» EXERCISE TASK
Your task is to copy every line of the entries that contains "sering".

_ _ _

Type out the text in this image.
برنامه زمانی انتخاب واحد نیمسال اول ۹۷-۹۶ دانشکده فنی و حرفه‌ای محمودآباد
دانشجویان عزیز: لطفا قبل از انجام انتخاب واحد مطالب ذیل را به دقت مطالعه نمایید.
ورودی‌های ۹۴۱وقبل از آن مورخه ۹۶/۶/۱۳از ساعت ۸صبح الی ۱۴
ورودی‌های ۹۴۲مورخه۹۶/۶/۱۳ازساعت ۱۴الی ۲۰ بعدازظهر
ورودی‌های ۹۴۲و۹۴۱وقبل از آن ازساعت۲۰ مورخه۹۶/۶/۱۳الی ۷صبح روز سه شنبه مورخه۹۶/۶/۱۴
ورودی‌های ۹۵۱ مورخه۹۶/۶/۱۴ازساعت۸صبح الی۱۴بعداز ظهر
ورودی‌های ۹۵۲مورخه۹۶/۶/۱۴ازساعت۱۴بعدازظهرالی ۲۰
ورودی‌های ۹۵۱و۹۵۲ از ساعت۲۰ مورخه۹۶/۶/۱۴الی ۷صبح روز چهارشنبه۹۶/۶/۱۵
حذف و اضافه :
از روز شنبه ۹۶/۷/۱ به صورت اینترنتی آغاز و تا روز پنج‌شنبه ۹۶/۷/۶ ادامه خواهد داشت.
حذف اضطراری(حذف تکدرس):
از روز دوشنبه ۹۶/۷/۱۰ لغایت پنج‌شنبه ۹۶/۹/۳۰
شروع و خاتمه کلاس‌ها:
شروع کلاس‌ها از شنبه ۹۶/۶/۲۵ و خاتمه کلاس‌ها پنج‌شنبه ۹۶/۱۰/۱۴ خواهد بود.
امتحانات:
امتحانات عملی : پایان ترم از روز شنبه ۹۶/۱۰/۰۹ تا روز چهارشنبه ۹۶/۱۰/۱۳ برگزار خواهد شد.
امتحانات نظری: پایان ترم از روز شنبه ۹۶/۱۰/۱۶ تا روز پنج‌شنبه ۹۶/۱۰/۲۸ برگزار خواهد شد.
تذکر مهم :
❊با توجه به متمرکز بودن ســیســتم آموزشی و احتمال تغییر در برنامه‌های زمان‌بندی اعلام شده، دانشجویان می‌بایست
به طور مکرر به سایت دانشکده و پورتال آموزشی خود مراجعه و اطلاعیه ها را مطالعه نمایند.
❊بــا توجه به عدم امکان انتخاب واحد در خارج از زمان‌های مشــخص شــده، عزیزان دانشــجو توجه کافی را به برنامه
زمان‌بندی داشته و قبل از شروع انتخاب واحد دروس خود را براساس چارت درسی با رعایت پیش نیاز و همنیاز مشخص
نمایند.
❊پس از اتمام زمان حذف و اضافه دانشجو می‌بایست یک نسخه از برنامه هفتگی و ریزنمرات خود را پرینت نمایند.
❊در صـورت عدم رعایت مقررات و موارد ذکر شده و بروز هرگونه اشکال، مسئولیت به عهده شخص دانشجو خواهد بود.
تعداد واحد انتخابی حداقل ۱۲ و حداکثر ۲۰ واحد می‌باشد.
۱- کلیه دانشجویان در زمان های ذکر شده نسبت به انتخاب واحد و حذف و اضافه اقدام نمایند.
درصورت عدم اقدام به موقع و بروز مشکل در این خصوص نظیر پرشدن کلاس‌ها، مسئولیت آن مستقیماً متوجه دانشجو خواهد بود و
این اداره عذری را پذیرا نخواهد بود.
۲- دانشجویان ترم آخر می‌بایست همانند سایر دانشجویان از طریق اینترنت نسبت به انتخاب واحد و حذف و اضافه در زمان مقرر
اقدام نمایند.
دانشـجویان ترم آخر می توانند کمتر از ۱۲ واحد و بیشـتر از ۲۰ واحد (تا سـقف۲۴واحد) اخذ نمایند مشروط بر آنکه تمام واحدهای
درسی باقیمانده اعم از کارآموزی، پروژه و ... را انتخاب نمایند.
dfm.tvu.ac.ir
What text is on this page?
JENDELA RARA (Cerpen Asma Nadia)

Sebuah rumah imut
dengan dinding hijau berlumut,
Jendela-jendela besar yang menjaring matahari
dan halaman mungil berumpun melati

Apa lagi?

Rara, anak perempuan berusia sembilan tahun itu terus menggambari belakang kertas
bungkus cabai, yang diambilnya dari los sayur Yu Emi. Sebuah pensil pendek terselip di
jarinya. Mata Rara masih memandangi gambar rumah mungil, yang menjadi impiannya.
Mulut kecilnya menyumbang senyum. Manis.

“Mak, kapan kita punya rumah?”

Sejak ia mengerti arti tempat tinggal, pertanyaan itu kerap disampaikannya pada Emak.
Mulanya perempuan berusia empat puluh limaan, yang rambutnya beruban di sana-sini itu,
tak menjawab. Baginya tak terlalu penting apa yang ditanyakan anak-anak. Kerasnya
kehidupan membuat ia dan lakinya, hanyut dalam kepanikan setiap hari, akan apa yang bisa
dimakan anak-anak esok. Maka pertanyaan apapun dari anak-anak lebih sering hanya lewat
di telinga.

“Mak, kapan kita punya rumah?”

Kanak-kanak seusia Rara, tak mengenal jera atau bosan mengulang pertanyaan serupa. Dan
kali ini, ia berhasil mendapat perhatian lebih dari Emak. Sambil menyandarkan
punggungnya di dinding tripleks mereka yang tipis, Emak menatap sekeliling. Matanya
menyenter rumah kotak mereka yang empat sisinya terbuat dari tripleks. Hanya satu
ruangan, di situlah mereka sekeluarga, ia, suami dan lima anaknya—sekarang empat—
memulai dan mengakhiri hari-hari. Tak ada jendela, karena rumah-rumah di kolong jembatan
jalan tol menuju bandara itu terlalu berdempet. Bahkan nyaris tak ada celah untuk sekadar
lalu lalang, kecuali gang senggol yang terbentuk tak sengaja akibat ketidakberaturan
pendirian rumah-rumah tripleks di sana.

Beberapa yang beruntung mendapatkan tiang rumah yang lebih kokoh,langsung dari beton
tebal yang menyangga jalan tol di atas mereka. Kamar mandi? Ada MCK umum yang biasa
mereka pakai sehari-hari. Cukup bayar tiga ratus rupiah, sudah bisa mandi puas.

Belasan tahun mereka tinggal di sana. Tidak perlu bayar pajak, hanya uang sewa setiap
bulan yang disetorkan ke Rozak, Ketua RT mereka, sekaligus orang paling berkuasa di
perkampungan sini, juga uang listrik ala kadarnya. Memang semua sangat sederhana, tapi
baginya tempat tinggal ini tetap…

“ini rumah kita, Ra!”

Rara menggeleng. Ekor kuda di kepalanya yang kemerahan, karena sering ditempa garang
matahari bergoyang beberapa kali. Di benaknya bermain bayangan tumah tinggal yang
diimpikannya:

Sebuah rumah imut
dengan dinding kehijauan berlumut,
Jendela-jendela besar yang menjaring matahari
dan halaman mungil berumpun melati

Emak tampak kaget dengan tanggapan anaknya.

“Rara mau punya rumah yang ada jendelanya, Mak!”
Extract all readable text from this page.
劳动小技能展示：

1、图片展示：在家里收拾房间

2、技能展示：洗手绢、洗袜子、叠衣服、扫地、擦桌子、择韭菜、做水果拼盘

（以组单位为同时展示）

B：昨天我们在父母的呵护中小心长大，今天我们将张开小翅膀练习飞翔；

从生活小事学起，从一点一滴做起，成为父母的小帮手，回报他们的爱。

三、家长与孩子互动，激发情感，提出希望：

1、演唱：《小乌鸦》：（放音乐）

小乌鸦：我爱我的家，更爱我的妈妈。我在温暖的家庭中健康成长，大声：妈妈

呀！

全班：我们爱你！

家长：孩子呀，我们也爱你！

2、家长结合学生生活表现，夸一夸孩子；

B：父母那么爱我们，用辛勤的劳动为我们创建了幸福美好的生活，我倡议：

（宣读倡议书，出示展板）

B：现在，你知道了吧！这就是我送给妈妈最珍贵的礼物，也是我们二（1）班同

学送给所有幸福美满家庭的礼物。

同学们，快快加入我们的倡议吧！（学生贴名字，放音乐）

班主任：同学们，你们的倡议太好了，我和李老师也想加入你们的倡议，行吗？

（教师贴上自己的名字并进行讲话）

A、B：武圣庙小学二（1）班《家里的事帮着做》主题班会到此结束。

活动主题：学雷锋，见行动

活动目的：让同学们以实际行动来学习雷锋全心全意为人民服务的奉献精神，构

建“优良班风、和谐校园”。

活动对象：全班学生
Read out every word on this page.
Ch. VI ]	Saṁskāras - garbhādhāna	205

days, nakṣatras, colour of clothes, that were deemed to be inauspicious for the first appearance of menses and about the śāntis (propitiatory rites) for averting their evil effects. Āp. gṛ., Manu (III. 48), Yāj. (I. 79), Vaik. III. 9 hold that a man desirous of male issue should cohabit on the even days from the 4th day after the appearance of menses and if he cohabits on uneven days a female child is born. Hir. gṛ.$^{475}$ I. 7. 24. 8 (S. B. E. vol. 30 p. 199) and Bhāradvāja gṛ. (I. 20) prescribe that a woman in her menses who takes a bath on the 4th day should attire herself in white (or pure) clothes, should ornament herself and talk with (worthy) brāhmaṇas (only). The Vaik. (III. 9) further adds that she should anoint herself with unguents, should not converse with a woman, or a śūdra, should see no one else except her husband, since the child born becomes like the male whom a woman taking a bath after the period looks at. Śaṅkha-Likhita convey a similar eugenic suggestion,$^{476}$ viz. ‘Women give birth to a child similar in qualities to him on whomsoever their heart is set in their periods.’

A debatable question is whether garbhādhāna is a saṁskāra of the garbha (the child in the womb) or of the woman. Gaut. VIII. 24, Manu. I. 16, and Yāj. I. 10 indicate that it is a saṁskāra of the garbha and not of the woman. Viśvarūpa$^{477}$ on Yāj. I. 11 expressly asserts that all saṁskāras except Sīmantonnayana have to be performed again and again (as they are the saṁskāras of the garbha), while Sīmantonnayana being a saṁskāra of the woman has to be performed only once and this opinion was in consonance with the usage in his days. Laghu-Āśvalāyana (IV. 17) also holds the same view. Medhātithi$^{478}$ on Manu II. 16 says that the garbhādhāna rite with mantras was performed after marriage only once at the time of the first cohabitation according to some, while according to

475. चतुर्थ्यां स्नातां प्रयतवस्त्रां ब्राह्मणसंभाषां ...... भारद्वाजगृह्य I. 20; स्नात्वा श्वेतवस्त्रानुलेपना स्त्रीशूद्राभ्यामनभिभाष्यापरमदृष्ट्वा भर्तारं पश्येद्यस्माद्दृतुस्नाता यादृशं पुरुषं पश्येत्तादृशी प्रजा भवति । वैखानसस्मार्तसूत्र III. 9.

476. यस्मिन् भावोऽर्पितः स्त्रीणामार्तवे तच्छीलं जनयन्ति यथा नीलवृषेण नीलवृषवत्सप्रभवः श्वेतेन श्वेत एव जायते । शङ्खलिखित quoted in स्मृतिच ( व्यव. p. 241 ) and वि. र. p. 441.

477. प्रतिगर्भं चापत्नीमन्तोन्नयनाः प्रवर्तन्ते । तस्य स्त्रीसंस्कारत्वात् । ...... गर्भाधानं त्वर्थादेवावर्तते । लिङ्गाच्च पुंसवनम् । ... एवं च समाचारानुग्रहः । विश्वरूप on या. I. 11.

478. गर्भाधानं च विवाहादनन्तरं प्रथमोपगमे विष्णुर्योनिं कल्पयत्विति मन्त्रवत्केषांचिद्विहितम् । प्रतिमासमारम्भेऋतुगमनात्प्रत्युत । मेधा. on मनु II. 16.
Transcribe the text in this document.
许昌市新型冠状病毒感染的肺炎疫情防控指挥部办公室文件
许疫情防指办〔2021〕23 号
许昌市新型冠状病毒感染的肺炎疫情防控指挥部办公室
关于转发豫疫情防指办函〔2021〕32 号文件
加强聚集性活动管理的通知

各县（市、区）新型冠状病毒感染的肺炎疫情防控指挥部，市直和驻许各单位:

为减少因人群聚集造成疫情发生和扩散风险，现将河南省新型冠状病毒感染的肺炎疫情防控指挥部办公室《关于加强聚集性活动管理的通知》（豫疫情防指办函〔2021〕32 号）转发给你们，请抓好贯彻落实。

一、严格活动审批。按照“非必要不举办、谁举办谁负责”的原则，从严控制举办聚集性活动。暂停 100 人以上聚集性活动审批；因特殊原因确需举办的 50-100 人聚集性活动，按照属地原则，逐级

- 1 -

_ _ _

» RESULT OF THIS EXERCISE
dimakan anak-anak esok. Maka pertanyaan apapun dari anak-anak lebih sering hanya lewat
Rara menggeleng. Ekor kuda di kepalanya yang kemerahan, karena sering ditempa garang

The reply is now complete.